Problem details
Return the entries verbatim and drop every picture.

[Data entries]
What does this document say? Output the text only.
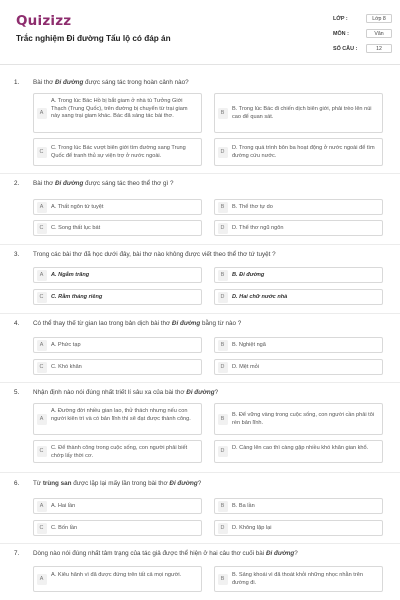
Quizizz
Trắc nghiệm Đi đường Tẩu lộ có đáp án
LỚP :	Lớp 8
MÔN :	Văn
SỐ CÂU :	12
1. Bài thơ Đi đường được sáng tác trong hoàn cảnh nào?
A
A. Trong lúc Bác Hồ bị bắt giam ở nhà tù Tưởng Giới Thạch (Trung Quốc), trên đường bị chuyển từ trại giam này sang trại giam khác. Bác đã sáng tác bài thơ.
B
B. Trong lúc Bác đi chiến dịch biên giới, phải trèo lên núi cao để quan sát.
C
C. Trong lúc Bác vượt biên giới tìm đường sang Trung Quốc để tranh thủ sự viện trợ ở nước ngoài.
D
D. Trong quá trình bôn ba hoạt động ở nước ngoài để tìm đường cứu nước.
2. Bài thơ Đi đường được sáng tác theo thể thơ gì ?
A	A. Thất ngôn tứ tuyệt	B	B. Thể thơ tự do
C	C. Song thất lục bát	D	D. Thể thơ ngũ ngôn
3. Trong các bài thơ đã học dưới đây, bài thơ nào không được viết theo thể thơ tứ tuyệt ?
A	A. Ngắm trăng	B	B. Đi đường
C	C. Rằm tháng riêng	D	D. Hai chữ nước nhà
4. Có thể thay thế từ gian lao trong bản dịch bài thơ Đi đường bằng từ nào ?
A	A. Phức tạp	B	B. Nghiệt ngã
C	C. Khó khăn	D	D. Mệt mỏi
5. Nhận định nào nói đúng nhất triết lí sâu xa của bài thơ Đi đường?
A
A. Đường đời nhiều gian lao, thử thách nhưng nếu con người kiên trì và có bản lĩnh thì sẽ đạt được thành công.	B
B. Để vững vàng trong cuộc sống, con người cần phải tôi rèn bản lĩnh.
C	C. Để thành công trong cuộc sống, con người phải biết chớp lấy thời cơ.
D	D. Càng lên cao thì càng gặp nhiều khó khăn gian khổ.
6. Từ trùng san được lặp lại mấy lần trong bài thơ Đi đường?
A	A. Hai lần	B	B. Ba lần
C	C. Bốn lần	D	D. Không lặp lại
7. Dòng nào nói đúng nhất tâm trạng của tác giả được thể hiện ở hai câu thơ cuối bài Đi đường?
A
A. Kiêu hãnh vì đã được đứng trên tất cả mọi người.
B
B. Sảng khoái vì đã thoát khỏi những nhọc nhằn trên đường đi.
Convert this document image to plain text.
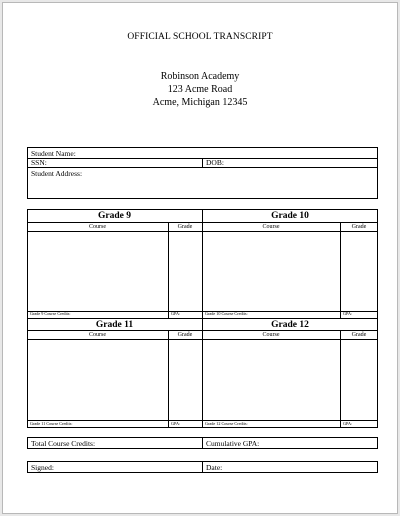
OFFICIAL SCHOOL TRANSCRIPT
Robinson Academy
123 Acme Road
Acme, Michigan 12345
Student Name:
SSN:	DOB:
Student Address:
Grade 9
Course	Grade
Grade 9 Course Credits:	GPA:
Grade 10
Course	Grade
Grade 10 Course Credits:	GPA:
Grade 11
Course	Grade
Grade 11 Course Credits:	GPA:
Grade 12
Course	Grade
Grade 12 Course Credits:	GPA:
Total Course Credits:	Cumulative GPA:
Signed:	Date:
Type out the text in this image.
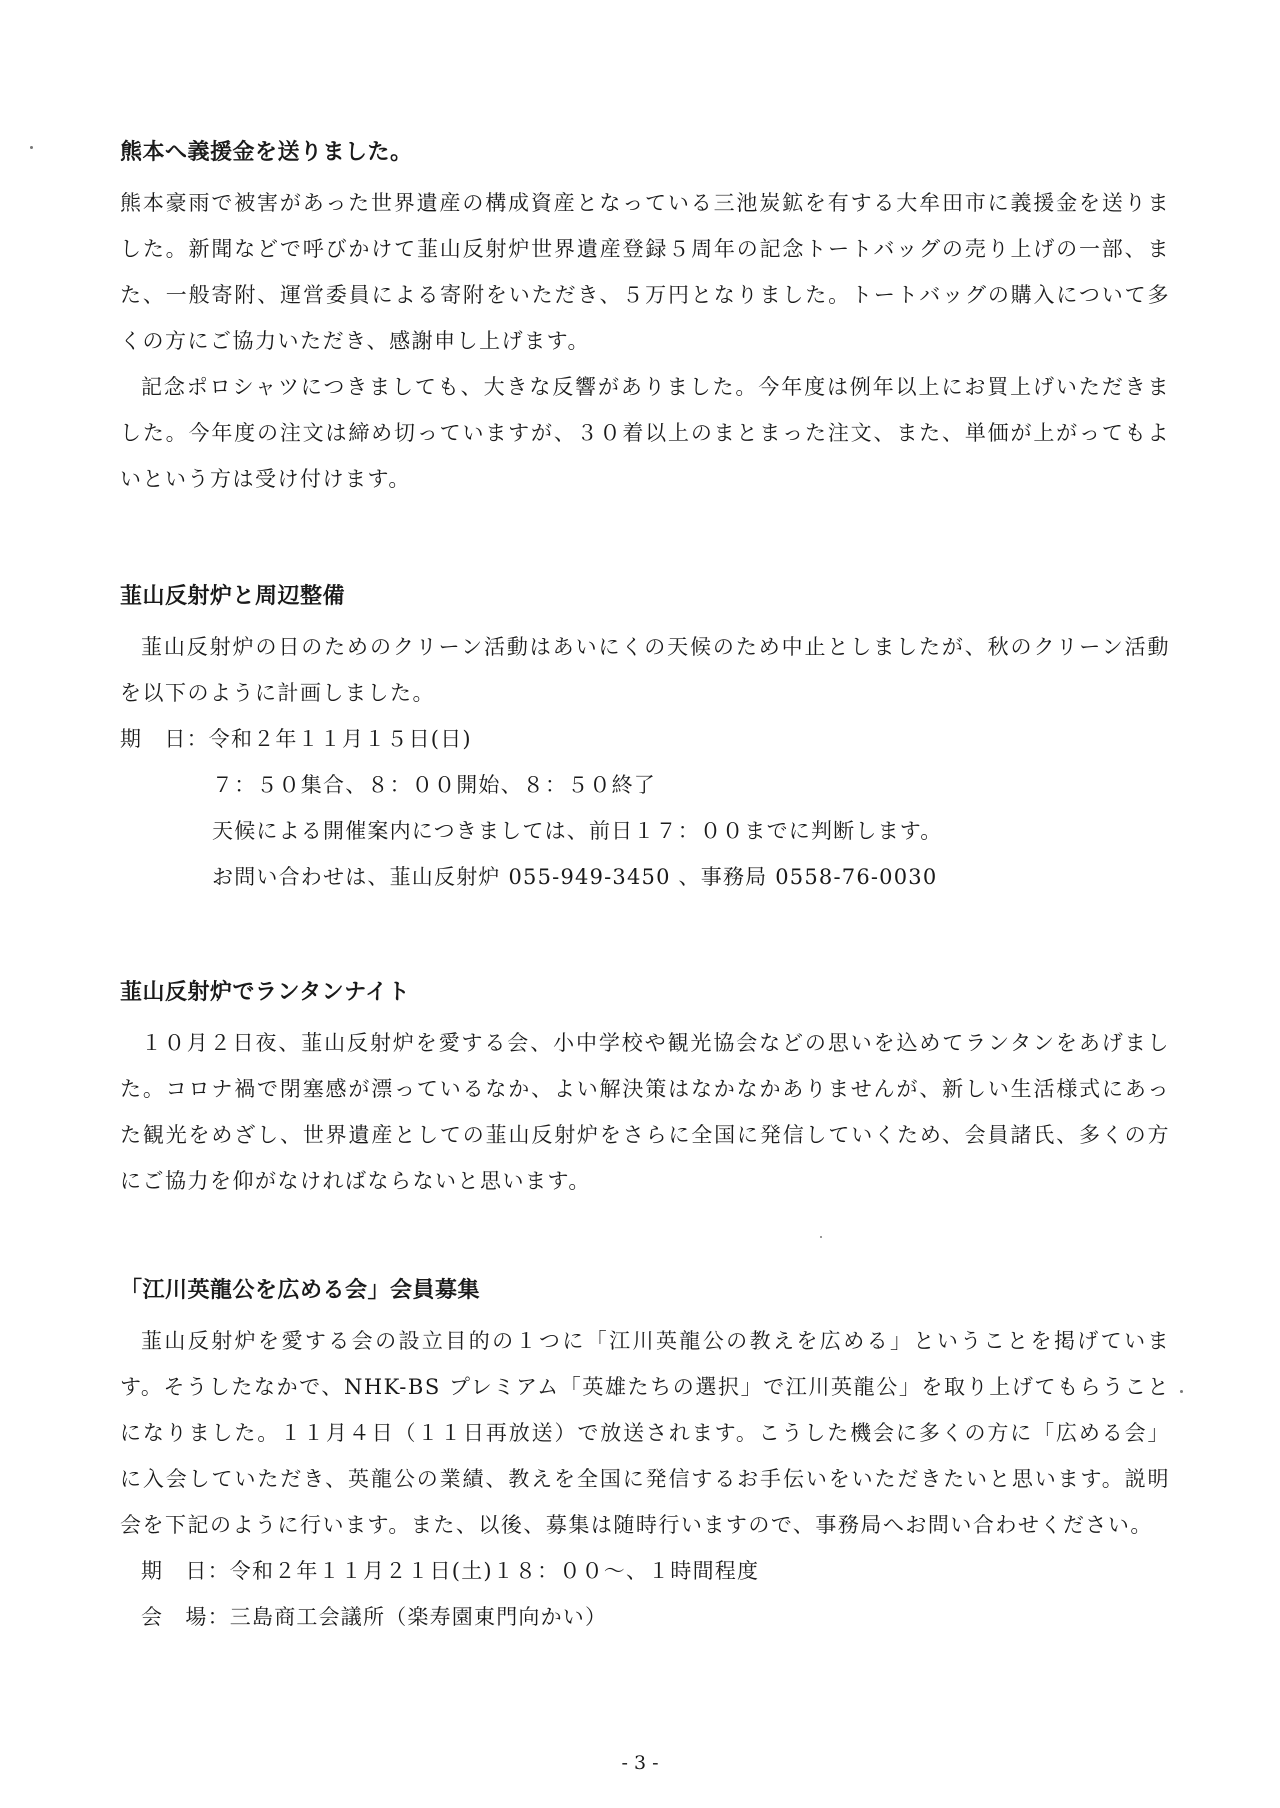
熊本へ義援金を送りました。

熊本豪雨で被害があった世界遺産の構成資産となっている三池炭鉱を有する大牟田市に義援金を送りました。新聞などで呼びかけて韮山反射炉世界遺産登録５周年の記念トートバッグの売り上げの一部、また、一般寄附、運営委員による寄附をいただき、５万円となりました。トートバッグの購入について多くの方にご協力いただき、感謝申し上げます。

記念ポロシャツにつきましても、大きな反響がありました。今年度は例年以上にお買上げいただきました。今年度の注文は締め切っていますが、３０着以上のまとまった注文、また、単価が上がってもよいという方は受け付けます。

韮山反射炉と周辺整備

韮山反射炉の日のためのクリーン活動はあいにくの天候のため中止としましたが、秋のクリーン活動を以下のように計画しました。

期　日：令和２年１１月１５日(日)
７：５０集合、８：００開始、８：５０終了
天候による開催案内につきましては、前日１７：００までに判断します。
お問い合わせは、韮山反射炉 055-949-3450 、事務局 0558-76-0030
韮山反射炉でランタンナイト

１０月２日夜、韮山反射炉を愛する会、小中学校や観光協会などの思いを込めてランタンをあげました。コロナ禍で閉塞感が漂っているなか、よい解決策はなかなかありませんが、新しい生活様式にあった観光をめざし、世界遺産としての韮山反射炉をさらに全国に発信していくため、会員諸氏、多くの方にご協力を仰がなければならないと思います。

「江川英龍公を広める会」会員募集

韮山反射炉を愛する会の設立目的の１つに「江川英龍公の教えを広める」ということを掲げています。そうしたなかで、NHK-BS プレミアム「英雄たちの選択」で江川英龍公」を取り上げてもらうことになりました。１１月４日（１１日再放送）で放送されます。こうした機会に多くの方に「広める会」に入会していただき、英龍公の業績、教えを全国に発信するお手伝いをいただきたいと思います。説明会を下記のように行います。また、以後、募集は随時行いますので、事務局へお問い合わせください。

期　日：令和２年１１月２１日(土)１８：００～、１時間程度
会　場：三島商工会議所（楽寿園東門向かい）
- 3 -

Response to this task
What does this document say? Output the text only.
Quizizz
Trắc nghiệm Đi đường Tẩu lộ có đáp án
LỚP :	Lớp 8
MÔN :	Văn
SỐ CÂU :	12
1. Bài thơ Đi đường được sáng tác trong hoàn cảnh nào?
A
A. Trong lúc Bác Hồ bị bắt giam ở nhà tù Tưởng Giới Thạch (Trung Quốc), trên đường bị chuyển từ trại giam này sang trại giam khác. Bác đã sáng tác bài thơ.
B
B. Trong lúc Bác đi chiến dịch biên giới, phải trèo lên núi cao để quan sát.
C
C. Trong lúc Bác vượt biên giới tìm đường sang Trung Quốc để tranh thủ sự viện trợ ở nước ngoài.
D
D. Trong quá trình bôn ba hoạt động ở nước ngoài để tìm đường cứu nước.
2. Bài thơ Đi đường được sáng tác theo thể thơ gì ?
A	A. Thất ngôn tứ tuyệt	B	B. Thể thơ tự do
C	C. Song thất lục bát	D	D. Thể thơ ngũ ngôn
3. Trong các bài thơ đã học dưới đây, bài thơ nào không được viết theo thể thơ tứ tuyệt ?
A	A. Ngắm trăng	B	B. Đi đường
C	C. Rằm tháng riêng	D	D. Hai chữ nước nhà
4. Có thể thay thế từ gian lao trong bản dịch bài thơ Đi đường bằng từ nào ?
A	A. Phức tạp	B	B. Nghiệt ngã
C	C. Khó khăn	D	D. Mệt mỏi
5. Nhận định nào nói đúng nhất triết lí sâu xa của bài thơ Đi đường?
A
A. Đường đời nhiều gian lao, thử thách nhưng nếu con người kiên trì và có bản lĩnh thì sẽ đạt được thành công.	B
B. Để vững vàng trong cuộc sống, con người cần phải tôi rèn bản lĩnh.
C	C. Để thành công trong cuộc sống, con người phải biết chớp lấy thời cơ.
D	D. Càng lên cao thì càng gặp nhiều khó khăn gian khổ.
6. Từ trùng san được lặp lại mấy lần trong bài thơ Đi đường?
A	A. Hai lần	B	B. Ba lần
C	C. Bốn lần	D	D. Không lặp lại
7. Dòng nào nói đúng nhất tâm trạng của tác giả được thể hiện ở hai câu thơ cuối bài Đi đường?
A
A. Kiêu hãnh vì đã được đứng trên tất cả mọi người.
B
B. Sảng khoái vì đã thoát khỏi những nhọc nhằn trên đường đi.
Convert this document image to plain text.
OFFICIAL SCHOOL TRANSCRIPT
Robinson Academy
123 Acme Road
Acme, Michigan 12345
Student Name:
SSN:	DOB:
Student Address:
Grade 9
Course	Grade
Grade 9 Course Credits:	GPA:
Grade 10
Course	Grade
Grade 10 Course Credits:	GPA:
Grade 11
Course	Grade
Grade 11 Course Credits:	GPA:
Grade 12
Course	Grade
Grade 12 Course Credits:	GPA:
Total Course Credits:	Cumulative GPA:
Signed:	Date:
Type out the text in this image.
熊本へ義援金を送りました。

熊本豪雨で被害があった世界遺産の構成資産となっている三池炭鉱を有する大牟田市に義援金を送りました。新聞などで呼びかけて韮山反射炉世界遺産登録５周年の記念トートバッグの売り上げの一部、また、一般寄附、運営委員による寄附をいただき、５万円となりました。トートバッグの購入について多くの方にご協力いただき、感謝申し上げます。

記念ポロシャツにつきましても、大きな反響がありました。今年度は例年以上にお買上げいただきました。今年度の注文は締め切っていますが、３０着以上のまとまった注文、また、単価が上がってもよいという方は受け付けます。

韮山反射炉と周辺整備

韮山反射炉の日のためのクリーン活動はあいにくの天候のため中止としましたが、秋のクリーン活動を以下のように計画しました。

期　日：令和２年１１月１５日(日)
７：５０集合、８：００開始、８：５０終了
天候による開催案内につきましては、前日１７：００までに判断します。
お問い合わせは、韮山反射炉 055-949-3450 、事務局 0558-76-0030
韮山反射炉でランタンナイト

１０月２日夜、韮山反射炉を愛する会、小中学校や観光協会などの思いを込めてランタンをあげました。コロナ禍で閉塞感が漂っているなか、よい解決策はなかなかありませんが、新しい生活様式にあった観光をめざし、世界遺産としての韮山反射炉をさらに全国に発信していくため、会員諸氏、多くの方にご協力を仰がなければならないと思います。

「江川英龍公を広める会」会員募集

韮山反射炉を愛する会の設立目的の１つに「江川英龍公の教えを広める」ということを掲げています。そうしたなかで、NHK-BS プレミアム「英雄たちの選択」で江川英龍公」を取り上げてもらうことになりました。１１月４日（１１日再放送）で放送されます。こうした機会に多くの方に「広める会」に入会していただき、英龍公の業績、教えを全国に発信するお手伝いをいただきたいと思います。説明会を下記のように行います。また、以後、募集は随時行いますので、事務局へお問い合わせください。

期　日：令和２年１１月２１日(土)１８：００～、１時間程度
会　場：三島商工会議所（楽寿園東門向かい）
- 3 -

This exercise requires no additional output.